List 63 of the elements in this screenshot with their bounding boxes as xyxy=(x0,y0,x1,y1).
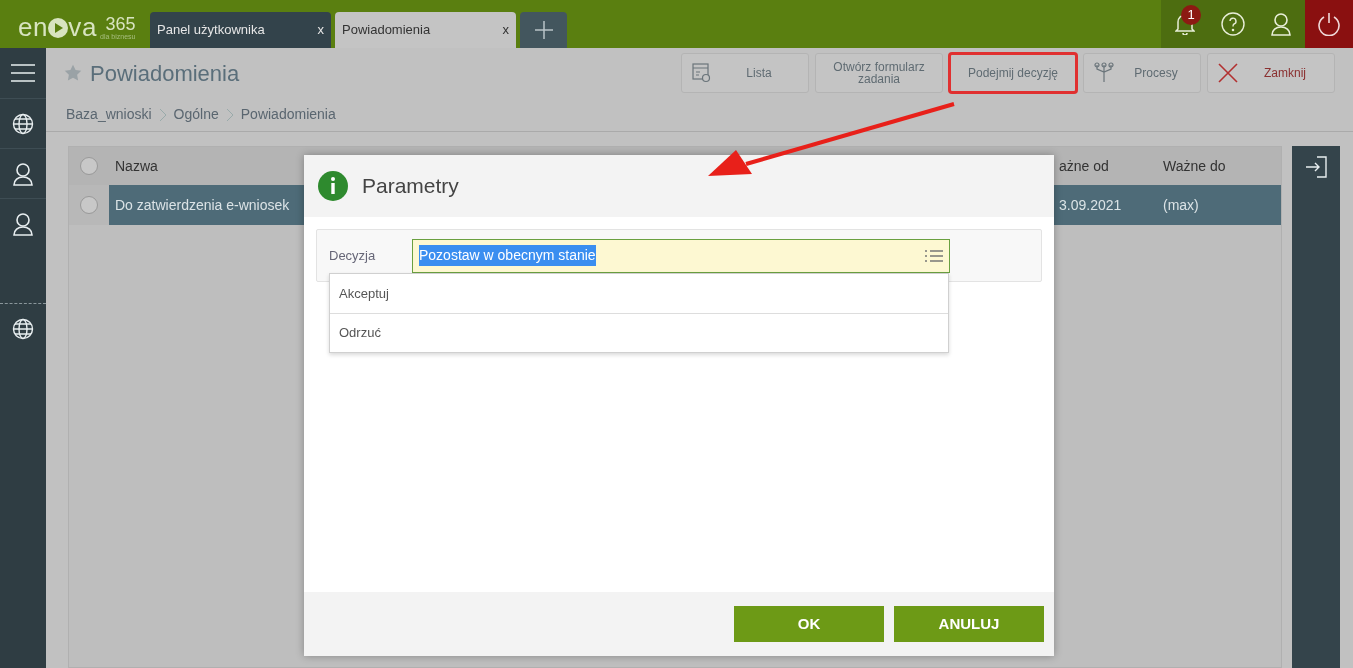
info-icon xyxy=(318,171,348,201)
play-icon xyxy=(48,18,69,38)
row-radio[interactable] xyxy=(80,196,98,214)
toolbar-button-label: Podejmij decyzję xyxy=(966,67,1059,79)
list-settings-icon xyxy=(692,63,712,83)
column-header[interactable]: ażne od xyxy=(1059,155,1163,177)
dropdown-option[interactable]: Odrzuć xyxy=(330,313,948,352)
toolbar-button-label: Zamknij xyxy=(1263,67,1307,79)
toolbar-button-label: Lista xyxy=(745,67,773,79)
new-tab-button[interactable] xyxy=(520,12,567,48)
notifications-button[interactable]: 1 xyxy=(1161,0,1209,48)
close-icon xyxy=(1218,63,1238,83)
sign-in-icon[interactable] xyxy=(1305,156,1327,178)
toolbar-button[interactable]: Zamknij xyxy=(1207,53,1335,93)
dialog-title: Parametry xyxy=(362,173,459,200)
table-cell-text: (max) xyxy=(1163,195,1200,215)
user-icon[interactable] xyxy=(12,211,34,236)
chevron-icon xyxy=(159,108,166,121)
logout-button[interactable] xyxy=(1305,0,1353,48)
fork-icon xyxy=(1094,62,1114,84)
help-icon xyxy=(1221,12,1245,36)
dropdown-option[interactable]: Akceptuj xyxy=(330,274,948,313)
user-icon[interactable] xyxy=(1270,12,1292,36)
logo-text: va xyxy=(68,14,97,40)
decision-dropdown[interactable]: Pozostaw w obecnym stanie xyxy=(412,238,950,273)
globe-icon[interactable] xyxy=(12,112,34,135)
star-icon[interactable] xyxy=(64,64,82,82)
tab-close[interactable]: x xyxy=(502,20,509,40)
field-value: Pozostaw w obecnym stanie xyxy=(419,245,596,266)
page-title: Powiadomienia xyxy=(90,59,240,88)
notification-badge: 1 xyxy=(1181,5,1201,25)
tab[interactable]: Powiadomienia x xyxy=(335,12,516,48)
sidebar-divider xyxy=(0,303,46,304)
power-icon xyxy=(1317,12,1341,36)
toolbar-button[interactable]: Lista xyxy=(681,53,809,93)
dialog-button[interactable]: ANULUJ xyxy=(894,606,1044,642)
column-header[interactable]: Ważne do xyxy=(1163,155,1263,177)
menu-icon[interactable] xyxy=(11,64,35,82)
logo-text: en xyxy=(18,14,49,40)
toolbar-button-label: Otwórz formularz zadania xyxy=(832,61,926,85)
tab[interactable]: Panel użytkownika x xyxy=(150,12,331,48)
plus-icon xyxy=(534,21,553,39)
table-cell-text: 3.09.2021 xyxy=(1059,195,1123,215)
field-label: Decyzja xyxy=(329,246,377,265)
toolbar-button[interactable]: Podejmij decyzję xyxy=(949,53,1077,93)
toolbar-button[interactable]: Procesy xyxy=(1083,53,1201,93)
toolbar-button-label: Procesy xyxy=(1133,67,1179,79)
select-all-radio[interactable] xyxy=(80,157,98,175)
tab-label: Panel użytkownika xyxy=(157,21,265,40)
dialog-button[interactable]: OK xyxy=(734,606,884,642)
user-icon[interactable] xyxy=(12,161,34,186)
breadcrumb-link[interactable]: Baza_wnioski xyxy=(66,104,152,125)
globe-icon[interactable] xyxy=(12,318,34,340)
logo-number: 365 xyxy=(105,15,136,33)
table-cell-text: Do zatwierdzenia e-wniosek xyxy=(114,195,291,215)
breadcrumb-link[interactable]: Ogólne xyxy=(173,104,219,125)
tab-close[interactable]: x xyxy=(317,20,324,40)
list-icon xyxy=(925,248,943,263)
toolbar-button[interactable]: Otwórz formularz zadania xyxy=(815,53,943,93)
account-button[interactable] xyxy=(1257,0,1305,48)
chevron-icon xyxy=(226,108,233,121)
breadcrumb-link[interactable]: Powiadomienia xyxy=(240,104,336,125)
tab-label: Powiadomienia xyxy=(342,21,431,40)
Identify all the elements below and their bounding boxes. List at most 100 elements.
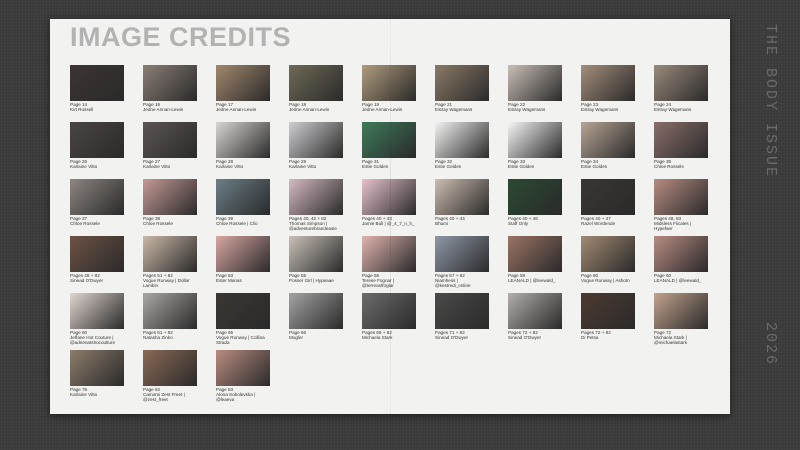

···

__DO THIS__:
Put each line of the records above into a Markdown table with the columns No. and Line, numbering the rows and leaving out blank lines. Leave the pictures out of the answer.

__CORRECT ANSWER__:
| No. | Line |
|---|---|
| 1 | List 63 of the elements in this screenshot with their bounding boxes as xyxy=(x0,y0,x1,y1). |
| 2 | info-icon xyxy=(318,171,348,201) |
| 3 | play-icon xyxy=(48,18,69,38) |
| 4 | row-radio[interactable] xyxy=(80,196,98,214) |
| 5 | toolbar-button-label: Podejmij decyzję xyxy=(966,67,1059,79) |
| 6 | list-settings-icon xyxy=(692,63,712,83) |
| 7 | column-header[interactable]: ażne od xyxy=(1059,155,1163,177) |
| 8 | dropdown-option[interactable]: Odrzuć xyxy=(330,313,948,352) |
| 9 | toolbar-button-label: Zamknij xyxy=(1263,67,1307,79) |
| 10 | toolbar-button-label: Lista xyxy=(745,67,773,79) |
| 11 | new-tab-button[interactable] xyxy=(520,12,567,48) |
| 12 | notifications-button[interactable]: 1 xyxy=(1161,0,1209,48) |
| 13 | close-icon xyxy=(1218,63,1238,83) |
| 14 | sign-in-icon[interactable] xyxy=(1305,156,1327,178) |
| 15 | toolbar-button[interactable]: Zamknij xyxy=(1207,53,1335,93) |
| 16 | dialog-title: Parametry xyxy=(362,173,459,200) |
| 17 | table-cell-text: (max) xyxy=(1163,195,1200,215) |
| 18 | user-icon[interactable] xyxy=(12,211,34,236) |
| 19 | chevron-icon xyxy=(159,108,166,121) |
| 20 | logout-button[interactable] xyxy=(1305,0,1353,48) |
| 21 | fork-icon xyxy=(1094,62,1114,84) |
| 22 | help-icon xyxy=(1221,12,1245,36) |
| 23 | dropdown-option[interactable]: Akceptuj xyxy=(330,274,948,313) |
| 24 | user-icon[interactable] xyxy=(1270,12,1292,36) |
| 25 | logo-text: va xyxy=(68,14,97,40) |
| 26 | decision-dropdown[interactable]: Pozostaw w obecnym stanie xyxy=(412,238,950,273) |
| 27 | globe-icon[interactable] xyxy=(12,112,34,135) |
| 28 | star-icon[interactable] xyxy=(64,64,82,82) |
| 29 | tab-close[interactable]: x xyxy=(502,20,509,40) |
| 30 | field-value: Pozostaw w obecnym stanie xyxy=(419,245,596,266) |
| 31 | page-title: Powiadomienia xyxy=(90,59,240,88) |
| 32 | notification-badge: 1 xyxy=(1181,5,1201,25) |
| 33 | tab[interactable]: Powiadomienia x xyxy=(335,12,516,48) |
| 34 | sidebar-divider xyxy=(0,303,46,304) |
| 35 | power-icon xyxy=(1317,12,1341,36) |
| 36 | toolbar-button[interactable]: Lista xyxy=(681,53,809,93) |
| 37 | dialog-button[interactable]: ANULUJ xyxy=(894,606,1044,642) |
| 38 | column-header[interactable]: Ważne do xyxy=(1163,155,1263,177) |
| 39 | menu-icon[interactable] xyxy=(11,64,35,82) |
| 40 | logo-text: en xyxy=(18,14,49,40) |
| 41 | toolbar-button-label: Otwórz formularz zadania xyxy=(832,61,926,85) |
| 42 | tab[interactable]: Panel użytkownika x xyxy=(150,12,331,48) |
| 43 | plus-icon xyxy=(534,21,553,39) |
| 44 | table-cell-text: 3.09.2021 xyxy=(1059,195,1123,215) |
| 45 | field-label: Decyzja xyxy=(329,246,377,265) |
| 46 | toolbar-button[interactable]: Podejmij decyzję xyxy=(949,53,1077,93) |
| 47 | toolbar-button[interactable]: Procesy xyxy=(1083,53,1201,93) |
| 48 | toolbar-button-label: Procesy xyxy=(1133,67,1179,79) |
| 49 | select-all-radio[interactable] xyxy=(80,157,98,175) |
| 50 | tab-label: Panel użytkownika xyxy=(157,21,265,40) |
| 51 | dialog-button[interactable]: OK xyxy=(734,606,884,642) |
| 52 | user-icon[interactable] xyxy=(12,161,34,186) |
| 53 | breadcrumb-link[interactable]: Baza_wnioski xyxy=(66,104,152,125) |
| 54 | globe-icon[interactable] xyxy=(12,318,34,340) |
| 55 | logo-number: 365 xyxy=(105,15,136,33) |
| 56 | table-cell-text: Do zatwierdzenia e-wniosek xyxy=(114,195,291,215) |
| 57 | breadcrumb-link[interactable]: Ogólne xyxy=(173,104,219,125) |
| 58 | tab-close[interactable]: x xyxy=(317,20,324,40) |
| 59 | list-icon xyxy=(925,248,943,263) |
| 60 | toolbar-button[interactable]: Otwórz formularz zadania xyxy=(815,53,943,93) |
| 61 | account-button[interactable] xyxy=(1257,0,1305,48) |
| 62 | chevron-icon xyxy=(226,108,233,121) |
| 63 | breadcrumb-link[interactable]: Powiadomienia xyxy=(240,104,336,125) |
| 64 | tab-label: Powiadomienia xyxy=(342,21,431,40) |
| 65 | Identify all the elements below and their bounding boxes. List at most 100 elements. |